_SHORT EXERCISE_: Wherever "Positive" appears in a line, list that line.

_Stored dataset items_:
──────────

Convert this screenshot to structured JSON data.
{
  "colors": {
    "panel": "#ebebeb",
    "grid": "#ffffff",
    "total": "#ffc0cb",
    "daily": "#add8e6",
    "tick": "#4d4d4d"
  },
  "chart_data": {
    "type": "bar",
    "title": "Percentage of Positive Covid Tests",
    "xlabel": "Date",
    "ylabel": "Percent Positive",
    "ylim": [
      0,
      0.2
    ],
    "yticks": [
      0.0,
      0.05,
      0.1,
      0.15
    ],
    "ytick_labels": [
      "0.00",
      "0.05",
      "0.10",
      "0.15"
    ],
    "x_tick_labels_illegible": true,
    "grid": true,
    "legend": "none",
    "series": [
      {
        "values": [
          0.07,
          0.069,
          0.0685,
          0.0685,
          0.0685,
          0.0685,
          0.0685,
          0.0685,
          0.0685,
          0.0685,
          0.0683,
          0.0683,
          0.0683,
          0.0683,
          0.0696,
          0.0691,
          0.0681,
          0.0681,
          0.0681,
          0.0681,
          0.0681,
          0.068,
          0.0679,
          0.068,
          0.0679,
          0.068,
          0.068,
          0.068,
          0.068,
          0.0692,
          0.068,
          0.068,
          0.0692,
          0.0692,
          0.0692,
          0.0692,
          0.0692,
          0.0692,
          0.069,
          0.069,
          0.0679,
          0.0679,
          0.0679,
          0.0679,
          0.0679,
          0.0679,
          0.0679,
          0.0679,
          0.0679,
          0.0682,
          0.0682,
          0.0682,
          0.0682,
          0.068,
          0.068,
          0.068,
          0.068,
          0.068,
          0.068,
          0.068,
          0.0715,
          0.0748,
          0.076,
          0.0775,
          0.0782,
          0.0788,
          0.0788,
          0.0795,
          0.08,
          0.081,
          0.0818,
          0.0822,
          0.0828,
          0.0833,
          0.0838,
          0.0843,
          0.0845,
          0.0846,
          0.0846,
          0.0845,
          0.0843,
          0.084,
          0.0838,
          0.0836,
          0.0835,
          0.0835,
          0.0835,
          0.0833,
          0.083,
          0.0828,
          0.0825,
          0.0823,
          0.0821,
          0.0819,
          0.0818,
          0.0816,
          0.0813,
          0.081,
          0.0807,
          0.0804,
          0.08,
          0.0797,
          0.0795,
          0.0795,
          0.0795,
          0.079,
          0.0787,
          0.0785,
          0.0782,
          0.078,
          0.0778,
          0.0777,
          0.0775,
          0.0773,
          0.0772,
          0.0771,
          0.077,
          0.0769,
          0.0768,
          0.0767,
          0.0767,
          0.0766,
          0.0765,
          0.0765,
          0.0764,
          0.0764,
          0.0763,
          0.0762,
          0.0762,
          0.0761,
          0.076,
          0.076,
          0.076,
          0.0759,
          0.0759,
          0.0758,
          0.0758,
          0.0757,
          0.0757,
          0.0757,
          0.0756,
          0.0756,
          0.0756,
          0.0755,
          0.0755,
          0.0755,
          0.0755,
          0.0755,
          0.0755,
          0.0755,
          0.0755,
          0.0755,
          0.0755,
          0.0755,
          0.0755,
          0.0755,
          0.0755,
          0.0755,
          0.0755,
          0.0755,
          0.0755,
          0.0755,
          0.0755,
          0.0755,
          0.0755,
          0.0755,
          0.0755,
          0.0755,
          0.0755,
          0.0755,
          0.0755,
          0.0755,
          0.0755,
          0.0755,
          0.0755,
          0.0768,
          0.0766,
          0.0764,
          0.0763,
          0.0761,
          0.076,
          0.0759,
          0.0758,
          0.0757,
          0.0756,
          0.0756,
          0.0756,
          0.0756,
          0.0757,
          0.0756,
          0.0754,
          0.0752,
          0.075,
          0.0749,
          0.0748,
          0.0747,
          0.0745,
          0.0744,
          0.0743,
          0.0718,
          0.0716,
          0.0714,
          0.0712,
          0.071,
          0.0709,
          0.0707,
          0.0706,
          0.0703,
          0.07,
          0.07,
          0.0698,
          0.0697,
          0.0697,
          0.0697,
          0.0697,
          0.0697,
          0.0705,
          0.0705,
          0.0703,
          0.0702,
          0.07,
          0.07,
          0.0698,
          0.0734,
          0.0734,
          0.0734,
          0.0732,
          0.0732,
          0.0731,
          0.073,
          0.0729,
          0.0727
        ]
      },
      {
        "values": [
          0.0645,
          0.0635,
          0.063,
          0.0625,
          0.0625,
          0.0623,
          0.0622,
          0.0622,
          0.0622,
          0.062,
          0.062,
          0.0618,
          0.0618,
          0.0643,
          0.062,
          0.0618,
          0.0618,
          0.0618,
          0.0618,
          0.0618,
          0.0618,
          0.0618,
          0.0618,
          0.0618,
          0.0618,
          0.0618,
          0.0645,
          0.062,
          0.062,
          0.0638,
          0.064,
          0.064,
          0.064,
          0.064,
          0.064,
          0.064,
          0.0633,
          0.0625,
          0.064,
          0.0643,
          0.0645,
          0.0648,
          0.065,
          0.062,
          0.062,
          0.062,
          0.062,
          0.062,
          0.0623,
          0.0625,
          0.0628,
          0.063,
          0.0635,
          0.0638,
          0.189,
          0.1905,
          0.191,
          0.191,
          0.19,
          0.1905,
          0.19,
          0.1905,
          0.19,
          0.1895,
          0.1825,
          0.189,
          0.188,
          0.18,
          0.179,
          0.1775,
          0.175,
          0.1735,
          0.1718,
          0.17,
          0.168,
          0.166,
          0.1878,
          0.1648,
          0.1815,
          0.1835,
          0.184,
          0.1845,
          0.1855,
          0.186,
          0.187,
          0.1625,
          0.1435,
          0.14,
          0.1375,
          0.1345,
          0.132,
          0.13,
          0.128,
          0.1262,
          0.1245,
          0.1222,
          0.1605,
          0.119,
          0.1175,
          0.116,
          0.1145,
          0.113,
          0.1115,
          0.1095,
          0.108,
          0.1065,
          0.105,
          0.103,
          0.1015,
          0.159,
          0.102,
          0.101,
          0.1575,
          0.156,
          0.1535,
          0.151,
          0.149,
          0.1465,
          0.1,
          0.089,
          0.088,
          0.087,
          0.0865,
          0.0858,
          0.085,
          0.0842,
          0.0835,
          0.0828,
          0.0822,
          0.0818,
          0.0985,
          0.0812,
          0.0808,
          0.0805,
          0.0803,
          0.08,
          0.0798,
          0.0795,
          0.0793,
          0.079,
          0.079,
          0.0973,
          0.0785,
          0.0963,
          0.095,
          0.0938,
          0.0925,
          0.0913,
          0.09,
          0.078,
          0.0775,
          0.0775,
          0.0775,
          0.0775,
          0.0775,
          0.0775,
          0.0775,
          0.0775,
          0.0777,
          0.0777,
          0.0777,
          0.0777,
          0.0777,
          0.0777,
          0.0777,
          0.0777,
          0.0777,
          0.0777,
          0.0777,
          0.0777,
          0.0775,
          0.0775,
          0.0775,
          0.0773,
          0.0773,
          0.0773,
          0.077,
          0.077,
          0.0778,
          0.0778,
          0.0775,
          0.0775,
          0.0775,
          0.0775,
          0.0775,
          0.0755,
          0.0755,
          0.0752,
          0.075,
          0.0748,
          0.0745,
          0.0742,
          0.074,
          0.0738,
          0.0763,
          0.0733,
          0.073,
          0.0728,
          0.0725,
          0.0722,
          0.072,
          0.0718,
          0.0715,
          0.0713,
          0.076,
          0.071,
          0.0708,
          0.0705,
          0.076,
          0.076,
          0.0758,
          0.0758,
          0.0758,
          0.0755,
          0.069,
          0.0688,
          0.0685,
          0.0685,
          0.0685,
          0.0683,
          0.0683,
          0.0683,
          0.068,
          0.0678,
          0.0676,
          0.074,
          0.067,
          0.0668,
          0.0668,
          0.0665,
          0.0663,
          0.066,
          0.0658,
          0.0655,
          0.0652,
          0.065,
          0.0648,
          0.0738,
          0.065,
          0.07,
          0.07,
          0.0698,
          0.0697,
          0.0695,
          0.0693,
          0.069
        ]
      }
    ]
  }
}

──────────

_EXERCISE OUTPUT_:
    "title": "Percentage of Positive Covid Tests",
    "ylabel": "Percent Positive",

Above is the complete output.